GIVEN INSTRUCTION —
Check every line of the material below for the string "left", and return the ones that have it.
─── INFORMATION PROVIDED
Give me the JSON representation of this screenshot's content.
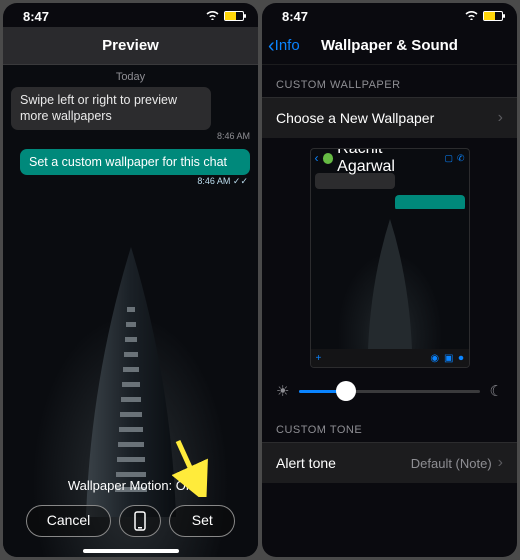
{
  "left": {
    "status": {
      "time": "8:47"
    },
    "nav": {
      "title": "Preview"
    },
    "today": "Today",
    "msg_in": "Swipe left or right to preview more wallpapers",
    "msg_in_time": "8:46 AM",
    "msg_out": "Set a custom wallpaper for this chat",
    "msg_out_time": "8:46 AM ✓✓",
    "motion": "Wallpaper Motion: On",
    "cancel": "Cancel",
    "set": "Set"
  },
  "right": {
    "status": {
      "time": "8:47"
    },
    "nav": {
      "back": "Info",
      "title": "Wallpaper & Sound"
    },
    "sect1": "CUSTOM WALLPAPER",
    "choose": "Choose a New Wallpaper",
    "preview": {
      "name": "Rachit Agarwal"
    },
    "slider_value": 0.26,
    "sect2": "CUSTOM TONE",
    "alert": "Alert tone",
    "alert_value": "Default (Note)"
  }
}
──────
OUTPUT OF THE EXERCISE —
  "left": {
    "msg_in": "Swipe left or right to preview more wallpapers",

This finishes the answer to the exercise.